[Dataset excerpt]
■ ■ ■ ■
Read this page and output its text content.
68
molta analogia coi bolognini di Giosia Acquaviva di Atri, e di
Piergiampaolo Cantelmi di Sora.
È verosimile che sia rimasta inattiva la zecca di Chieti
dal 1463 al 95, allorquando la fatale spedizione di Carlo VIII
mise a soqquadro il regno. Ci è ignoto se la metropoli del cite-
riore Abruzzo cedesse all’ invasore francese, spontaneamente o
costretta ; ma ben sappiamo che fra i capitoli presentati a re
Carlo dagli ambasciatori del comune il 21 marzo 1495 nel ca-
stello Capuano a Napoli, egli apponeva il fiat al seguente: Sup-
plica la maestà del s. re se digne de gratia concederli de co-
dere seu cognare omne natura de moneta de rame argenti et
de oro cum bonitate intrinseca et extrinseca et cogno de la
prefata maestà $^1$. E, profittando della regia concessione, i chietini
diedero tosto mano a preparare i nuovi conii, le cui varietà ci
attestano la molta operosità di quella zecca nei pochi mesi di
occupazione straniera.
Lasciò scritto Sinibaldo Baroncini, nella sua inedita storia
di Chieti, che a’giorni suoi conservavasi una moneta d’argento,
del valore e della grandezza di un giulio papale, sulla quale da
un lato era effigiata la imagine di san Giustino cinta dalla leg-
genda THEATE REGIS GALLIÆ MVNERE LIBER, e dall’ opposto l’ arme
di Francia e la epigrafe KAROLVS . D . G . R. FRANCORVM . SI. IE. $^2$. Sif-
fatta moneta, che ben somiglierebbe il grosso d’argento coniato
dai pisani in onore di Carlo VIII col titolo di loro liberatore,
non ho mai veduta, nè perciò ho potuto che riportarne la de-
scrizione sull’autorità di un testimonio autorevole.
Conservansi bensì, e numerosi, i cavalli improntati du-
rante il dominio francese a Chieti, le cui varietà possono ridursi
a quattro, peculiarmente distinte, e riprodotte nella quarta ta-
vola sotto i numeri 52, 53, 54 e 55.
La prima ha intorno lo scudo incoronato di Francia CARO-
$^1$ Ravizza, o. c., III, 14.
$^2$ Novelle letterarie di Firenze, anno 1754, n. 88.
■ ■ ■ ■
* **Set task**
Check every line of the records above for the string "varietà" and say how many contain it, giving the number alone.

* **Expected output**
2